Work instructions: Copy out all lines in the data below containing the string "بزاسدفاک".

Exercise inputs:
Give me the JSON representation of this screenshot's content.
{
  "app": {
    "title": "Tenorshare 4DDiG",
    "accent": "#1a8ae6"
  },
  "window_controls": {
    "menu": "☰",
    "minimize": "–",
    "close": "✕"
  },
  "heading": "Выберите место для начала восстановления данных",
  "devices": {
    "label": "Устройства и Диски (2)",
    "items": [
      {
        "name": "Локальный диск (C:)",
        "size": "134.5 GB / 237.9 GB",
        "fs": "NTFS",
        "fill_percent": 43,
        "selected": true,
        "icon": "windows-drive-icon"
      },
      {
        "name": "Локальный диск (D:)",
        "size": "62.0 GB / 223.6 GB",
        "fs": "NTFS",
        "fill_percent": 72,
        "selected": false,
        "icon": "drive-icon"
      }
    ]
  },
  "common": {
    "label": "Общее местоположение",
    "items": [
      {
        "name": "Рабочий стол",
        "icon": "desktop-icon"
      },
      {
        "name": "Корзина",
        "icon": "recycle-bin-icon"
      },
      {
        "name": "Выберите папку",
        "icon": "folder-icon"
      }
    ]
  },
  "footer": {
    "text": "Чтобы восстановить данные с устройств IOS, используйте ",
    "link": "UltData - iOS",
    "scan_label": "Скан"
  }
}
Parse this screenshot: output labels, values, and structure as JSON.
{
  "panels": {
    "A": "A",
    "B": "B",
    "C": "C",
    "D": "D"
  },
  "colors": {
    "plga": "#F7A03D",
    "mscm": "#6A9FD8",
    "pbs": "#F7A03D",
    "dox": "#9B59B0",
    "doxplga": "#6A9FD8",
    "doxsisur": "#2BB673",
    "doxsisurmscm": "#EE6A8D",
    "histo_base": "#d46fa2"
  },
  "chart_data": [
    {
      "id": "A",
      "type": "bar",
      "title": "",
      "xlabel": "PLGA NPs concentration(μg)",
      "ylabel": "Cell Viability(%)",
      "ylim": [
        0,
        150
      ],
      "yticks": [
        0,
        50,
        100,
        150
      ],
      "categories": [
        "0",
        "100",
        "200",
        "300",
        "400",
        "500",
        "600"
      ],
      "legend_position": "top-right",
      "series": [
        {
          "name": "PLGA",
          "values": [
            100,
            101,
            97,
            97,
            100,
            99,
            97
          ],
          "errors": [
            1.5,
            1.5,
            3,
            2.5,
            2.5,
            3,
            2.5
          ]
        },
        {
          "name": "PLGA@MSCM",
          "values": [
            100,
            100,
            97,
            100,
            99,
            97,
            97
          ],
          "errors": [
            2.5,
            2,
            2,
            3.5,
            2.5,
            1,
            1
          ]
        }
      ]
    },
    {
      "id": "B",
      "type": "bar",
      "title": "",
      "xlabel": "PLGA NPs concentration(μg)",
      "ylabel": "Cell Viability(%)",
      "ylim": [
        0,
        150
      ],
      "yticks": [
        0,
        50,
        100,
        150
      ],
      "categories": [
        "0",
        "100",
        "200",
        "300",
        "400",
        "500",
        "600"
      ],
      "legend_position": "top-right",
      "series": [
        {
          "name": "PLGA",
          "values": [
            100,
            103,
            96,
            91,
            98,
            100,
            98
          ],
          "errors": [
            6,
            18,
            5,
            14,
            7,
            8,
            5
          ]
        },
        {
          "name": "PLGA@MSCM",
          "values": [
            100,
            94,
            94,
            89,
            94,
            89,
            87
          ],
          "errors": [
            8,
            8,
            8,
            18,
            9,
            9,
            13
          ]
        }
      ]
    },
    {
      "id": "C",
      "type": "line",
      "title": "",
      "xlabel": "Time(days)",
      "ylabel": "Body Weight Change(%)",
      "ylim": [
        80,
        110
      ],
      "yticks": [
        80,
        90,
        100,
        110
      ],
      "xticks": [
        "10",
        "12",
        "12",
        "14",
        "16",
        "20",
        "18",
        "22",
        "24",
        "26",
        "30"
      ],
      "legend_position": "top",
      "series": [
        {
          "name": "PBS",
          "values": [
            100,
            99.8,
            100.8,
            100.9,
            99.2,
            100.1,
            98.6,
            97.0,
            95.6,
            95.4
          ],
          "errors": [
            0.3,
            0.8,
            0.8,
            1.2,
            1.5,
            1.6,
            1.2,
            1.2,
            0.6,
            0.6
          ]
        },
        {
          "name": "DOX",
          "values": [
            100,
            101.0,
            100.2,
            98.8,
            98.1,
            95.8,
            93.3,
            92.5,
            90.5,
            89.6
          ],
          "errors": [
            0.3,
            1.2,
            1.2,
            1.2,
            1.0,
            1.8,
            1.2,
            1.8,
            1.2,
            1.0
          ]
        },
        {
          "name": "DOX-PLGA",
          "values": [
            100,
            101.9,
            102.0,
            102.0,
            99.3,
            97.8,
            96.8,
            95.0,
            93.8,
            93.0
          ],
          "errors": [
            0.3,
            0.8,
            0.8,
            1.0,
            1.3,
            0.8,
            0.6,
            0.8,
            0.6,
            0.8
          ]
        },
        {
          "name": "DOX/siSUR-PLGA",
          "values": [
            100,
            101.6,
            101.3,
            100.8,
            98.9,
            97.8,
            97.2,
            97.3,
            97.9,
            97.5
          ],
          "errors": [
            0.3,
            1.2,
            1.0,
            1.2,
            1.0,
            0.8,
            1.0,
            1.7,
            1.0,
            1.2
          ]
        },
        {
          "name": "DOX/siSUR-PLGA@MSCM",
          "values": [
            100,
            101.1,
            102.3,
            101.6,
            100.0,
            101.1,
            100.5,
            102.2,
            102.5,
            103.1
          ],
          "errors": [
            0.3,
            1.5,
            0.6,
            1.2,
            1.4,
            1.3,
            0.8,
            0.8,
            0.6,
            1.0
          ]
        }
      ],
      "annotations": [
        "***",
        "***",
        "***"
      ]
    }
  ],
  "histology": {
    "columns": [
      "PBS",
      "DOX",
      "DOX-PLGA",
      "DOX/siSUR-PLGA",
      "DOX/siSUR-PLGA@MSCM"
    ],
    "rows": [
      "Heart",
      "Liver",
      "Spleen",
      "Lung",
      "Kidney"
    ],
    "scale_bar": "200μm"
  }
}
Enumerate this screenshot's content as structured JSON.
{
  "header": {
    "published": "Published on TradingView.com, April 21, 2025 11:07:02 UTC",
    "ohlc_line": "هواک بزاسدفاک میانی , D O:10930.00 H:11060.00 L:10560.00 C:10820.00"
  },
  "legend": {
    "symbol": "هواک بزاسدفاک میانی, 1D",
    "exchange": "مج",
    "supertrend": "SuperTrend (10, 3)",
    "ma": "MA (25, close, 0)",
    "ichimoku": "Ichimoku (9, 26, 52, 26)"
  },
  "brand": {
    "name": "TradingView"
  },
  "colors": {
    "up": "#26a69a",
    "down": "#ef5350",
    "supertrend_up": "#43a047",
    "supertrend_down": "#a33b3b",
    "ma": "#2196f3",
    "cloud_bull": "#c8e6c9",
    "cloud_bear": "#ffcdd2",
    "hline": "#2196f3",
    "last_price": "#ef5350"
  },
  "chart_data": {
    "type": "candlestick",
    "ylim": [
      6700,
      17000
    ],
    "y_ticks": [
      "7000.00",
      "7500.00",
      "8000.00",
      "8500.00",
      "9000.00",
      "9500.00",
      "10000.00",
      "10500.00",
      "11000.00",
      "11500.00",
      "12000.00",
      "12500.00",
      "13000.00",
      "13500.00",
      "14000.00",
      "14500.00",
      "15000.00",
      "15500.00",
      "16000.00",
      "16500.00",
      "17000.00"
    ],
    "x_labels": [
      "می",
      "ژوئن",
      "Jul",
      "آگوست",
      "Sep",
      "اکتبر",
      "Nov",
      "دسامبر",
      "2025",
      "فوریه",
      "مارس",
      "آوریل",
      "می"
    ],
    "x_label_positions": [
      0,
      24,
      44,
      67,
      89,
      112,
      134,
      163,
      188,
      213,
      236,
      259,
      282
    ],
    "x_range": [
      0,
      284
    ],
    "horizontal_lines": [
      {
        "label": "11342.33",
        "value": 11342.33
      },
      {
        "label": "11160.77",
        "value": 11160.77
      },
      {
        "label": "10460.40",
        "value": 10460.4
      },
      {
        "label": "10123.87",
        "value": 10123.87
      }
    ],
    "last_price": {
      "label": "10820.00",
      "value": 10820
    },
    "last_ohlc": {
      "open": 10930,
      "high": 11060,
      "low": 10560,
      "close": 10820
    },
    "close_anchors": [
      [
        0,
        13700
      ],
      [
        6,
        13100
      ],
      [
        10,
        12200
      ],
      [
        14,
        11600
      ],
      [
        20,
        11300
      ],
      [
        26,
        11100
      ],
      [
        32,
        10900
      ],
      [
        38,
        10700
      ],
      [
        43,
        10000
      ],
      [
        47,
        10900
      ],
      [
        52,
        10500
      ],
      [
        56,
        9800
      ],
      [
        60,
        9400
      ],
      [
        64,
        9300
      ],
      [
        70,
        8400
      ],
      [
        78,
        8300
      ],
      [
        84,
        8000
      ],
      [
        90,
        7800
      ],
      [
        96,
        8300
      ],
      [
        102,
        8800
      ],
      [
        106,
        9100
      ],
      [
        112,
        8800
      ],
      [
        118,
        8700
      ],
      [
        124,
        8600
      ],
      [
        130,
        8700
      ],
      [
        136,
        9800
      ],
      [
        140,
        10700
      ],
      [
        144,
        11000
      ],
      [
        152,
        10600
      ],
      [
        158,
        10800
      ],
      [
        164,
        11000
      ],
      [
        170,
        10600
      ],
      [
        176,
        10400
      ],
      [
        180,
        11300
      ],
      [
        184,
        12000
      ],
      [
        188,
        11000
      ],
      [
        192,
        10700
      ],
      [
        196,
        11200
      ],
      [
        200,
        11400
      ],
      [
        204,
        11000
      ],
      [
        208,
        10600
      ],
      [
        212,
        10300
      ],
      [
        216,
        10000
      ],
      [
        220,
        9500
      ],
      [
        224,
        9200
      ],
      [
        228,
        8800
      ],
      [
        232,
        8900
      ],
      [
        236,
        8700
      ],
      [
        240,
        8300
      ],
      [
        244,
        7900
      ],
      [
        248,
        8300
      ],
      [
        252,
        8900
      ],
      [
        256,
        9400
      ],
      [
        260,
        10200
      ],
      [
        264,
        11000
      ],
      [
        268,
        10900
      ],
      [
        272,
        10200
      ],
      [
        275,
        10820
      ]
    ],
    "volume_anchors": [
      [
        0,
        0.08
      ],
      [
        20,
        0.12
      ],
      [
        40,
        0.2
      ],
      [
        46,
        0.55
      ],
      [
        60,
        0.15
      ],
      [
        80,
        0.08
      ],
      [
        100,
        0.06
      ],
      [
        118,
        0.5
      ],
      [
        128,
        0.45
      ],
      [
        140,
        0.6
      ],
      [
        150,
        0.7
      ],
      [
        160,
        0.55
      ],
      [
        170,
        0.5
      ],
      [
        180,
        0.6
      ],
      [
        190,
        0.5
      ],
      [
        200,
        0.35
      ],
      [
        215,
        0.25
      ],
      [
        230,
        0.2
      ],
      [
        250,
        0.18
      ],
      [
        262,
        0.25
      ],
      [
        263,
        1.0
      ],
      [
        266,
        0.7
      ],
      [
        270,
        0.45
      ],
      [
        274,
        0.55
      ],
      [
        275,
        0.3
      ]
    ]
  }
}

Solution to the problem:
    "ohlc_line": "هواک بزاسدفاک میانی , D O:10930.00 H:11060.00 L:10560.00 C:10820.00"
    "symbol": "هواک بزاسدفاک میانی, 1D",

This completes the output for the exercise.